* _Task requirements_:
Retype the records below exactly as they appear, but leave out any pictures.
———
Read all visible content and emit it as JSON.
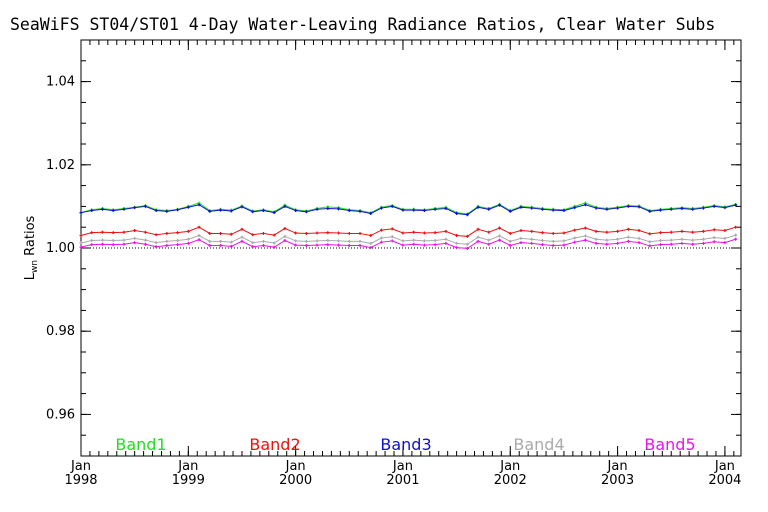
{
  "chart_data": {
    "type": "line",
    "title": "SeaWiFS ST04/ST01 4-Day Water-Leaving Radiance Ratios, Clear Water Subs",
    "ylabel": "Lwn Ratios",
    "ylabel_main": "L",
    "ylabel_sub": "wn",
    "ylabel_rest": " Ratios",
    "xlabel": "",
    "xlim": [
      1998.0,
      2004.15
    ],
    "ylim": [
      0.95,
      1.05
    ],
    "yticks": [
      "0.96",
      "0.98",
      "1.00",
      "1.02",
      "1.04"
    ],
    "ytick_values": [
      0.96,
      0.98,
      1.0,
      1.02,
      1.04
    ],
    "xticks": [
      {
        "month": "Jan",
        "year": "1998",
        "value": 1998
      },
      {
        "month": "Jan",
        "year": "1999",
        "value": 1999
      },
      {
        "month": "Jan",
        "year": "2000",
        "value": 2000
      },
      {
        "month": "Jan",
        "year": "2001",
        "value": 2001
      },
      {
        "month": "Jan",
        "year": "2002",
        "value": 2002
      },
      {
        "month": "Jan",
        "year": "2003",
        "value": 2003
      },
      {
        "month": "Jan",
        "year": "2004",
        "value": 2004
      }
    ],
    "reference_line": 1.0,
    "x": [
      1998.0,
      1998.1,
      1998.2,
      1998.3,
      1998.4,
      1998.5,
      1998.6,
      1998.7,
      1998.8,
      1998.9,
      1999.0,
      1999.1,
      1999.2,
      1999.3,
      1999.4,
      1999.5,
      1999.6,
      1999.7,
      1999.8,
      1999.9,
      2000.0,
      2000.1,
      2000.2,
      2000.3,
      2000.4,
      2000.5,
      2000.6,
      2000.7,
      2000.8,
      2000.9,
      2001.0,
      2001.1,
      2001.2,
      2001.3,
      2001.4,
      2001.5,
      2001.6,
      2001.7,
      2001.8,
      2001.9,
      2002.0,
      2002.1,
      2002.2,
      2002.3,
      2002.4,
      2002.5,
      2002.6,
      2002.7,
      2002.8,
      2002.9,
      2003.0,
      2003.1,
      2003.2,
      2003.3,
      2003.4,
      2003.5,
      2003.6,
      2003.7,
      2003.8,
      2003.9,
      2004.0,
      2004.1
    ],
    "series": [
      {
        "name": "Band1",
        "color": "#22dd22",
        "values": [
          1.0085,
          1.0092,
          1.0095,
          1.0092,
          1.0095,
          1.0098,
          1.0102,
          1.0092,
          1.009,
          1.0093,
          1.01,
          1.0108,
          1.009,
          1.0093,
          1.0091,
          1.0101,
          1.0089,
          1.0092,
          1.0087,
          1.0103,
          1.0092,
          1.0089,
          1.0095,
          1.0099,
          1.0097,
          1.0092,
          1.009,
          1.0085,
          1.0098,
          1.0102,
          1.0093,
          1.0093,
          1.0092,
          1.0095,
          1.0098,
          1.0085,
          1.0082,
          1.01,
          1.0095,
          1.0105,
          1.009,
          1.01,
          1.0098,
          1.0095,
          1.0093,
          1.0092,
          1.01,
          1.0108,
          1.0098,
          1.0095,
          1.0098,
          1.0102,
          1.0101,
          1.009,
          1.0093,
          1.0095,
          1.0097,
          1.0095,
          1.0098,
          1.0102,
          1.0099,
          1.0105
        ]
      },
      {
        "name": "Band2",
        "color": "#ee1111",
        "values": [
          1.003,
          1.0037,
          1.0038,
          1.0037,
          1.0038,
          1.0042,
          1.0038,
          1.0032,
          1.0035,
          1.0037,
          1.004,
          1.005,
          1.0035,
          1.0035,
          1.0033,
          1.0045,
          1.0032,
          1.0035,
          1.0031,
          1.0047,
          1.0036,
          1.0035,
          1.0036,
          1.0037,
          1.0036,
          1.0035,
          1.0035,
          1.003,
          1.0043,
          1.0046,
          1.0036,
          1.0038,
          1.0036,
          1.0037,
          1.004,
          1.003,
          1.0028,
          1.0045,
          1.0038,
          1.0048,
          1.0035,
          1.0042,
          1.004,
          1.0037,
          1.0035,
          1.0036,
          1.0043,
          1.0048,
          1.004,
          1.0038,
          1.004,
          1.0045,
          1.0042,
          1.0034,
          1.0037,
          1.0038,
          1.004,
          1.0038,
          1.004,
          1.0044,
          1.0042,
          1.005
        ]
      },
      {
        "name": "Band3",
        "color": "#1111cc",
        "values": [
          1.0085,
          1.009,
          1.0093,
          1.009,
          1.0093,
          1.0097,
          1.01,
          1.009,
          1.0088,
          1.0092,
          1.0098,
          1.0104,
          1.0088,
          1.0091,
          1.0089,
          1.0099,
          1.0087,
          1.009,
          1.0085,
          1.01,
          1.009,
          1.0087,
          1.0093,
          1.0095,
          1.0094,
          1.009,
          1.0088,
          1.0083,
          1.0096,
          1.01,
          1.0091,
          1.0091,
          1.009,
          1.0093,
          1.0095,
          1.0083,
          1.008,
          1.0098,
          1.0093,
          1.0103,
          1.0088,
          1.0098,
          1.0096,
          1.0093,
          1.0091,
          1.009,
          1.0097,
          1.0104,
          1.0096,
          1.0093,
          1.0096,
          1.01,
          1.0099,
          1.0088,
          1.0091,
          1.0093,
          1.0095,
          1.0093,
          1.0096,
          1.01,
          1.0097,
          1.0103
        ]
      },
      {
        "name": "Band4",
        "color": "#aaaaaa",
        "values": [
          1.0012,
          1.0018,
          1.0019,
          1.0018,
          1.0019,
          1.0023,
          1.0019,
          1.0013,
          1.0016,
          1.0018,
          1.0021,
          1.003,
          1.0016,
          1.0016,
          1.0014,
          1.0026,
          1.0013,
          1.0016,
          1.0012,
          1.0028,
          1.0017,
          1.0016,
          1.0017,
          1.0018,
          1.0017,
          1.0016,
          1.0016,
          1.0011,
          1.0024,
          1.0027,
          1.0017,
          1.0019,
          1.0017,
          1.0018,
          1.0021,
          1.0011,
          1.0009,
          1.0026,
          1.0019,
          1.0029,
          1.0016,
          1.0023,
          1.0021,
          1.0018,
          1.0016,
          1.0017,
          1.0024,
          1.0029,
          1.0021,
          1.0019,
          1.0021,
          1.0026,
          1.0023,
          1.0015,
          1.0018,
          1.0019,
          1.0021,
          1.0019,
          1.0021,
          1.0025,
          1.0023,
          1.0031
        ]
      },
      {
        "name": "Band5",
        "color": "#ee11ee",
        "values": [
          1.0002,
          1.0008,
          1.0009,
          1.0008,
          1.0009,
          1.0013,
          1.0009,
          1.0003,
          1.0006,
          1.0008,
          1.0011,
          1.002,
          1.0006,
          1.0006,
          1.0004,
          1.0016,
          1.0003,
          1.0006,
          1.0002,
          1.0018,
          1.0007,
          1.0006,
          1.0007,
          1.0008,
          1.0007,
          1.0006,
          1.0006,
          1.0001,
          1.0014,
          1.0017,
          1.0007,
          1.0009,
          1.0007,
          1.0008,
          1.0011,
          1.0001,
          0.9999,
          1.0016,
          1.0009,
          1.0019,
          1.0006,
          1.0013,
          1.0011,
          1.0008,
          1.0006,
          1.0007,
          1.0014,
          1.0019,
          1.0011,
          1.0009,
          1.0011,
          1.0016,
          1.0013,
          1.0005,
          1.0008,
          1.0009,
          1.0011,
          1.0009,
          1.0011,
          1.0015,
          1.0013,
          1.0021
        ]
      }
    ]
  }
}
———
* _Response to the task_:
Read all visible content and emit it as JSON.
{
  "chart_data": {
    "type": "line",
    "title": "SeaWiFS ST04/ST01 4-Day Water-Leaving Radiance Ratios, Clear Water Subs",
    "ylabel": "Lwn Ratios",
    "ylabel_main": "L",
    "ylabel_sub": "wn",
    "ylabel_rest": " Ratios",
    "xlabel": "",
    "xlim": [
      1998.0,
      2004.15
    ],
    "ylim": [
      0.95,
      1.05
    ],
    "yticks": [
      "0.96",
      "0.98",
      "1.00",
      "1.02",
      "1.04"
    ],
    "ytick_values": [
      0.96,
      0.98,
      1.0,
      1.02,
      1.04
    ],
    "xticks": [
      {
        "month": "Jan",
        "year": "1998",
        "value": 1998
      },
      {
        "month": "Jan",
        "year": "1999",
        "value": 1999
      },
      {
        "month": "Jan",
        "year": "2000",
        "value": 2000
      },
      {
        "month": "Jan",
        "year": "2001",
        "value": 2001
      },
      {
        "month": "Jan",
        "year": "2002",
        "value": 2002
      },
      {
        "month": "Jan",
        "year": "2003",
        "value": 2003
      },
      {
        "month": "Jan",
        "year": "2004",
        "value": 2004
      }
    ],
    "reference_line": 1.0,
    "x": [
      1998.0,
      1998.1,
      1998.2,
      1998.3,
      1998.4,
      1998.5,
      1998.6,
      1998.7,
      1998.8,
      1998.9,
      1999.0,
      1999.1,
      1999.2,
      1999.3,
      1999.4,
      1999.5,
      1999.6,
      1999.7,
      1999.8,
      1999.9,
      2000.0,
      2000.1,
      2000.2,
      2000.3,
      2000.4,
      2000.5,
      2000.6,
      2000.7,
      2000.8,
      2000.9,
      2001.0,
      2001.1,
      2001.2,
      2001.3,
      2001.4,
      2001.5,
      2001.6,
      2001.7,
      2001.8,
      2001.9,
      2002.0,
      2002.1,
      2002.2,
      2002.3,
      2002.4,
      2002.5,
      2002.6,
      2002.7,
      2002.8,
      2002.9,
      2003.0,
      2003.1,
      2003.2,
      2003.3,
      2003.4,
      2003.5,
      2003.6,
      2003.7,
      2003.8,
      2003.9,
      2004.0,
      2004.1
    ],
    "series": [
      {
        "name": "Band1",
        "color": "#22dd22",
        "values": [
          1.0085,
          1.0092,
          1.0095,
          1.0092,
          1.0095,
          1.0098,
          1.0102,
          1.0092,
          1.009,
          1.0093,
          1.01,
          1.0108,
          1.009,
          1.0093,
          1.0091,
          1.0101,
          1.0089,
          1.0092,
          1.0087,
          1.0103,
          1.0092,
          1.0089,
          1.0095,
          1.0099,
          1.0097,
          1.0092,
          1.009,
          1.0085,
          1.0098,
          1.0102,
          1.0093,
          1.0093,
          1.0092,
          1.0095,
          1.0098,
          1.0085,
          1.0082,
          1.01,
          1.0095,
          1.0105,
          1.009,
          1.01,
          1.0098,
          1.0095,
          1.0093,
          1.0092,
          1.01,
          1.0108,
          1.0098,
          1.0095,
          1.0098,
          1.0102,
          1.0101,
          1.009,
          1.0093,
          1.0095,
          1.0097,
          1.0095,
          1.0098,
          1.0102,
          1.0099,
          1.0105
        ]
      },
      {
        "name": "Band2",
        "color": "#ee1111",
        "values": [
          1.003,
          1.0037,
          1.0038,
          1.0037,
          1.0038,
          1.0042,
          1.0038,
          1.0032,
          1.0035,
          1.0037,
          1.004,
          1.005,
          1.0035,
          1.0035,
          1.0033,
          1.0045,
          1.0032,
          1.0035,
          1.0031,
          1.0047,
          1.0036,
          1.0035,
          1.0036,
          1.0037,
          1.0036,
          1.0035,
          1.0035,
          1.003,
          1.0043,
          1.0046,
          1.0036,
          1.0038,
          1.0036,
          1.0037,
          1.004,
          1.003,
          1.0028,
          1.0045,
          1.0038,
          1.0048,
          1.0035,
          1.0042,
          1.004,
          1.0037,
          1.0035,
          1.0036,
          1.0043,
          1.0048,
          1.004,
          1.0038,
          1.004,
          1.0045,
          1.0042,
          1.0034,
          1.0037,
          1.0038,
          1.004,
          1.0038,
          1.004,
          1.0044,
          1.0042,
          1.005
        ]
      },
      {
        "name": "Band3",
        "color": "#1111cc",
        "values": [
          1.0085,
          1.009,
          1.0093,
          1.009,
          1.0093,
          1.0097,
          1.01,
          1.009,
          1.0088,
          1.0092,
          1.0098,
          1.0104,
          1.0088,
          1.0091,
          1.0089,
          1.0099,
          1.0087,
          1.009,
          1.0085,
          1.01,
          1.009,
          1.0087,
          1.0093,
          1.0095,
          1.0094,
          1.009,
          1.0088,
          1.0083,
          1.0096,
          1.01,
          1.0091,
          1.0091,
          1.009,
          1.0093,
          1.0095,
          1.0083,
          1.008,
          1.0098,
          1.0093,
          1.0103,
          1.0088,
          1.0098,
          1.0096,
          1.0093,
          1.0091,
          1.009,
          1.0097,
          1.0104,
          1.0096,
          1.0093,
          1.0096,
          1.01,
          1.0099,
          1.0088,
          1.0091,
          1.0093,
          1.0095,
          1.0093,
          1.0096,
          1.01,
          1.0097,
          1.0103
        ]
      },
      {
        "name": "Band4",
        "color": "#aaaaaa",
        "values": [
          1.0012,
          1.0018,
          1.0019,
          1.0018,
          1.0019,
          1.0023,
          1.0019,
          1.0013,
          1.0016,
          1.0018,
          1.0021,
          1.003,
          1.0016,
          1.0016,
          1.0014,
          1.0026,
          1.0013,
          1.0016,
          1.0012,
          1.0028,
          1.0017,
          1.0016,
          1.0017,
          1.0018,
          1.0017,
          1.0016,
          1.0016,
          1.0011,
          1.0024,
          1.0027,
          1.0017,
          1.0019,
          1.0017,
          1.0018,
          1.0021,
          1.0011,
          1.0009,
          1.0026,
          1.0019,
          1.0029,
          1.0016,
          1.0023,
          1.0021,
          1.0018,
          1.0016,
          1.0017,
          1.0024,
          1.0029,
          1.0021,
          1.0019,
          1.0021,
          1.0026,
          1.0023,
          1.0015,
          1.0018,
          1.0019,
          1.0021,
          1.0019,
          1.0021,
          1.0025,
          1.0023,
          1.0031
        ]
      },
      {
        "name": "Band5",
        "color": "#ee11ee",
        "values": [
          1.0002,
          1.0008,
          1.0009,
          1.0008,
          1.0009,
          1.0013,
          1.0009,
          1.0003,
          1.0006,
          1.0008,
          1.0011,
          1.002,
          1.0006,
          1.0006,
          1.0004,
          1.0016,
          1.0003,
          1.0006,
          1.0002,
          1.0018,
          1.0007,
          1.0006,
          1.0007,
          1.0008,
          1.0007,
          1.0006,
          1.0006,
          1.0001,
          1.0014,
          1.0017,
          1.0007,
          1.0009,
          1.0007,
          1.0008,
          1.0011,
          1.0001,
          0.9999,
          1.0016,
          1.0009,
          1.0019,
          1.0006,
          1.0013,
          1.0011,
          1.0008,
          1.0006,
          1.0007,
          1.0014,
          1.0019,
          1.0011,
          1.0009,
          1.0011,
          1.0016,
          1.0013,
          1.0005,
          1.0008,
          1.0009,
          1.0011,
          1.0009,
          1.0011,
          1.0015,
          1.0013,
          1.0021
        ]
      }
    ]
  }
}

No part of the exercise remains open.